◆ **What you need to do**
Set down the material below in full, matching it exactly.

[Stored entries]
+ + + + +

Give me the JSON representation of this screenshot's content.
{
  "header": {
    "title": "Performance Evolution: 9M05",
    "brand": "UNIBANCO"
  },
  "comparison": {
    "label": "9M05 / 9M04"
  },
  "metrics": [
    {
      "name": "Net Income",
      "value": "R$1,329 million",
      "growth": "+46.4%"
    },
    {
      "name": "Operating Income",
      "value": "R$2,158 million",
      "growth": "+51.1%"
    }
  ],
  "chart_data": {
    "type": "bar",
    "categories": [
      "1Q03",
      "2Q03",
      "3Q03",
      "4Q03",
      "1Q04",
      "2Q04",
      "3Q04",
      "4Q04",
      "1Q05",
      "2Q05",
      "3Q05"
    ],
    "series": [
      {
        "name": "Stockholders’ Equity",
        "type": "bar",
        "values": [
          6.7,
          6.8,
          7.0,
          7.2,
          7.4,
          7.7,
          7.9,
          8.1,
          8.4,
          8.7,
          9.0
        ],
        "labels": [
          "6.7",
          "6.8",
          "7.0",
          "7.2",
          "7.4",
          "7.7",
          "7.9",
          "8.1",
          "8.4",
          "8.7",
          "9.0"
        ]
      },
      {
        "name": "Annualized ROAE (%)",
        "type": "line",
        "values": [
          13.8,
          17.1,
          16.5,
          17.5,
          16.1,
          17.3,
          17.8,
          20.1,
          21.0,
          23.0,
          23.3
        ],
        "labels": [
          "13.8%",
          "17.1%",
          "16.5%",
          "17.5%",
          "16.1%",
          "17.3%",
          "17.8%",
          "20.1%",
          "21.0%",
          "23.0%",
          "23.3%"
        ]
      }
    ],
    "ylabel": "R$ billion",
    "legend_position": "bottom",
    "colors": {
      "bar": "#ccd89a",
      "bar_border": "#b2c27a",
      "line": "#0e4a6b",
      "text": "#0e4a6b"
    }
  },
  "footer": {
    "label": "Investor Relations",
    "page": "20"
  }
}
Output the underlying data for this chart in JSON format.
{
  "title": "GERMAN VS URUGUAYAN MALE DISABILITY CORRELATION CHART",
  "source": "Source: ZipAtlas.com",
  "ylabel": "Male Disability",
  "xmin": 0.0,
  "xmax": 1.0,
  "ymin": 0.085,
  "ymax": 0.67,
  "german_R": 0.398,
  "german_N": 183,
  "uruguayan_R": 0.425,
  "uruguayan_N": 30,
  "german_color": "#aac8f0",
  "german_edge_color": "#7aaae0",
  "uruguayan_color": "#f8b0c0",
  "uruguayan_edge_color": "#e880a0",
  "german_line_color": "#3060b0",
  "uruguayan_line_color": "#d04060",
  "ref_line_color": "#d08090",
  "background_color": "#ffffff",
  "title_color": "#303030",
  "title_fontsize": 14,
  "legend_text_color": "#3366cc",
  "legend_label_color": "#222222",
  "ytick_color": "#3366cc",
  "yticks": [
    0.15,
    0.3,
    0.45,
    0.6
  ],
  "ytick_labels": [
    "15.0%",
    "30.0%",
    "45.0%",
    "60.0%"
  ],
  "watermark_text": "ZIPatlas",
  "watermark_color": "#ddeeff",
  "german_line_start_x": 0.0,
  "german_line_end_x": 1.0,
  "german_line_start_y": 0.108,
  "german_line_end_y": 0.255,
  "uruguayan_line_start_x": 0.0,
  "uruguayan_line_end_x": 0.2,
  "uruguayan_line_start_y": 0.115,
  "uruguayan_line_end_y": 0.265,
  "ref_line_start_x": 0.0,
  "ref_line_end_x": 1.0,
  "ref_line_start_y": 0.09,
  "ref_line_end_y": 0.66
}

+ + + + +

◆ **Solution to this exercise**
Give me the JSON representation of this screenshot's content.
{
  "header": {
    "title": "Performance Evolution: 9M05",
    "brand": "UNIBANCO"
  },
  "comparison": {
    "label": "9M05 / 9M04"
  },
  "metrics": [
    {
      "name": "Net Income",
      "value": "R$1,329 million",
      "growth": "+46.4%"
    },
    {
      "name": "Operating Income",
      "value": "R$2,158 million",
      "growth": "+51.1%"
    }
  ],
  "chart_data": {
    "type": "bar",
    "categories": [
      "1Q03",
      "2Q03",
      "3Q03",
      "4Q03",
      "1Q04",
      "2Q04",
      "3Q04",
      "4Q04",
      "1Q05",
      "2Q05",
      "3Q05"
    ],
    "series": [
      {
        "name": "Stockholders’ Equity",
        "type": "bar",
        "values": [
          6.7,
          6.8,
          7.0,
          7.2,
          7.4,
          7.7,
          7.9,
          8.1,
          8.4,
          8.7,
          9.0
        ],
        "labels": [
          "6.7",
          "6.8",
          "7.0",
          "7.2",
          "7.4",
          "7.7",
          "7.9",
          "8.1",
          "8.4",
          "8.7",
          "9.0"
        ]
      },
      {
        "name": "Annualized ROAE (%)",
        "type": "line",
        "values": [
          13.8,
          17.1,
          16.5,
          17.5,
          16.1,
          17.3,
          17.8,
          20.1,
          21.0,
          23.0,
          23.3
        ],
        "labels": [
          "13.8%",
          "17.1%",
          "16.5%",
          "17.5%",
          "16.1%",
          "17.3%",
          "17.8%",
          "20.1%",
          "21.0%",
          "23.0%",
          "23.3%"
        ]
      }
    ],
    "ylabel": "R$ billion",
    "legend_position": "bottom",
    "colors": {
      "bar": "#ccd89a",
      "bar_border": "#b2c27a",
      "line": "#0e4a6b",
      "text": "#0e4a6b"
    }
  },
  "footer": {
    "label": "Investor Relations",
    "page": "20"
  }
}
Output the underlying data for this chart in JSON format.
{
  "title": "GERMAN VS URUGUAYAN MALE DISABILITY CORRELATION CHART",
  "source": "Source: ZipAtlas.com",
  "ylabel": "Male Disability",
  "xmin": 0.0,
  "xmax": 1.0,
  "ymin": 0.085,
  "ymax": 0.67,
  "german_R": 0.398,
  "german_N": 183,
  "uruguayan_R": 0.425,
  "uruguayan_N": 30,
  "german_color": "#aac8f0",
  "german_edge_color": "#7aaae0",
  "uruguayan_color": "#f8b0c0",
  "uruguayan_edge_color": "#e880a0",
  "german_line_color": "#3060b0",
  "uruguayan_line_color": "#d04060",
  "ref_line_color": "#d08090",
  "background_color": "#ffffff",
  "title_color": "#303030",
  "title_fontsize": 14,
  "legend_text_color": "#3366cc",
  "legend_label_color": "#222222",
  "ytick_color": "#3366cc",
  "yticks": [
    0.15,
    0.3,
    0.45,
    0.6
  ],
  "ytick_labels": [
    "15.0%",
    "30.0%",
    "45.0%",
    "60.0%"
  ],
  "watermark_text": "ZIPatlas",
  "watermark_color": "#ddeeff",
  "german_line_start_x": 0.0,
  "german_line_end_x": 1.0,
  "german_line_start_y": 0.108,
  "german_line_end_y": 0.255,
  "uruguayan_line_start_x": 0.0,
  "uruguayan_line_end_x": 0.2,
  "uruguayan_line_start_y": 0.115,
  "uruguayan_line_end_y": 0.265,
  "ref_line_start_x": 0.0,
  "ref_line_end_x": 1.0,
  "ref_line_start_y": 0.09,
  "ref_line_end_y": 0.66
}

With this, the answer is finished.